SOURCE MATERIAL:

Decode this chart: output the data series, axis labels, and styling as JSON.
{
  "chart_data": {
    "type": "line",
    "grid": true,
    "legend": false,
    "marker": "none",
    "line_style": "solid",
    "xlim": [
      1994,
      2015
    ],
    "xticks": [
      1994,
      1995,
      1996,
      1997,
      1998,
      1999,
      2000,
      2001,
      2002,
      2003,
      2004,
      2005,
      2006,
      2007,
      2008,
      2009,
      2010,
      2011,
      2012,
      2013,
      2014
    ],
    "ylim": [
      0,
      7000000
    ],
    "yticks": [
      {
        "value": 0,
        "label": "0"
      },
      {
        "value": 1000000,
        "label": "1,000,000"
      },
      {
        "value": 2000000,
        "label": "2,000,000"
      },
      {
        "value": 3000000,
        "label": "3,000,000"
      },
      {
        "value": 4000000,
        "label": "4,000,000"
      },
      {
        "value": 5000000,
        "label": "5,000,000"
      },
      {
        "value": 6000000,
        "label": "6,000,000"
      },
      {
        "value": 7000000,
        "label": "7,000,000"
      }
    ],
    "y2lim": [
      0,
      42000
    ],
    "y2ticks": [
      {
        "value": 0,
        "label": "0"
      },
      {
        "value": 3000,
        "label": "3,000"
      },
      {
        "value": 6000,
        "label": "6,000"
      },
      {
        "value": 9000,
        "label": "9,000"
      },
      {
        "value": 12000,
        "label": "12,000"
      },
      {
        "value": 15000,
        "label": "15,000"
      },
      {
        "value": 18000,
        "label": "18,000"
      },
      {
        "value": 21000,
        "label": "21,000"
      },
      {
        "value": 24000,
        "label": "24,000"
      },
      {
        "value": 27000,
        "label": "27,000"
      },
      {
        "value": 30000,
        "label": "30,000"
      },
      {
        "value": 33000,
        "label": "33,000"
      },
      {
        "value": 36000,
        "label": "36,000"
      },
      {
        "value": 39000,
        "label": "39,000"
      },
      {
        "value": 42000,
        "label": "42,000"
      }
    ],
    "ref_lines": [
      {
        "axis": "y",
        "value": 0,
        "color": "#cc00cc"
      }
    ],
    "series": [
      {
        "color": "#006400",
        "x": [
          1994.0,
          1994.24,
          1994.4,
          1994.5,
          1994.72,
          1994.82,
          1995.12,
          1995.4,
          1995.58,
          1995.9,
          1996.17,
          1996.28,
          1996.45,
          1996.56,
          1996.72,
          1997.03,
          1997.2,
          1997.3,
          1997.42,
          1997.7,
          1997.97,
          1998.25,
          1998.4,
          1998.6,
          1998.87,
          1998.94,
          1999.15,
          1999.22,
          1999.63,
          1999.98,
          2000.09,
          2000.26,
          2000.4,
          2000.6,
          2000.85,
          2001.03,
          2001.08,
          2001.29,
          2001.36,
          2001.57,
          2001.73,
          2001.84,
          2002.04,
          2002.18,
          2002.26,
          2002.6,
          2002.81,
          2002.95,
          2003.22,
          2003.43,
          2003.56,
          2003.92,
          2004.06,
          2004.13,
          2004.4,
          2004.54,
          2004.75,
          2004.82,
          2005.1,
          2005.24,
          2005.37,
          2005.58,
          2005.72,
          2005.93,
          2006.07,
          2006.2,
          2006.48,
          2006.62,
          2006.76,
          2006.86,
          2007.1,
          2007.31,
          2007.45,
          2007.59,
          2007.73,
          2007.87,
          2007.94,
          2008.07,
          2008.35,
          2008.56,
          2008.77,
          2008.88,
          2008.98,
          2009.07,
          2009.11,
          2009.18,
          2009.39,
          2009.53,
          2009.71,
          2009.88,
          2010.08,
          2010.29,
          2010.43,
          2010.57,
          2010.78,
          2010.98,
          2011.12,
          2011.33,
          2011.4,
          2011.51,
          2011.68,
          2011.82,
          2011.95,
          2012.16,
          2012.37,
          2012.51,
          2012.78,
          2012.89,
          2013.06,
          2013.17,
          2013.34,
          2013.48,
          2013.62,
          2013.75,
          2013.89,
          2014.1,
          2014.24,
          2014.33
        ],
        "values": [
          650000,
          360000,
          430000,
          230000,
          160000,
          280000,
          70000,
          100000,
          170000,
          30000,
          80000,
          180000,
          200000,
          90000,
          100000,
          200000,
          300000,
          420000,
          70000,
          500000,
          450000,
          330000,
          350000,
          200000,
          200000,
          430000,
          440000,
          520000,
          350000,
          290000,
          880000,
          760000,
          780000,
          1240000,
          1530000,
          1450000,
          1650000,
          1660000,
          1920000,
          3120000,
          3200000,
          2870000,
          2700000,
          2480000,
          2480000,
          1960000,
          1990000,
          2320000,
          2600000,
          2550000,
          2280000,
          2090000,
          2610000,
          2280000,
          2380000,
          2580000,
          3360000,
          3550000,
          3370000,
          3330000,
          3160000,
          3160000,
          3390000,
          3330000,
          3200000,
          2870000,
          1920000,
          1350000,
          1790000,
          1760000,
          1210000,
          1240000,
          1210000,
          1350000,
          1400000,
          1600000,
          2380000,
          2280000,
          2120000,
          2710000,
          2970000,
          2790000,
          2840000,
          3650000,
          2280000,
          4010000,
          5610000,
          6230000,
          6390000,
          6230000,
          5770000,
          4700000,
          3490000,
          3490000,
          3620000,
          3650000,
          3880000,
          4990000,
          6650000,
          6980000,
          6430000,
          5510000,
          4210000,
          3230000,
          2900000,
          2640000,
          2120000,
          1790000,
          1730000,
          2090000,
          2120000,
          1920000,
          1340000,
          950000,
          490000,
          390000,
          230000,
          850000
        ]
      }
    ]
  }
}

STATED TASK: List all lines in the material containing the string "axis".

EXERCISE ANSWER:
Decode this chart: output the data series, axis labels, and styling as JSON.
        "axis": "y",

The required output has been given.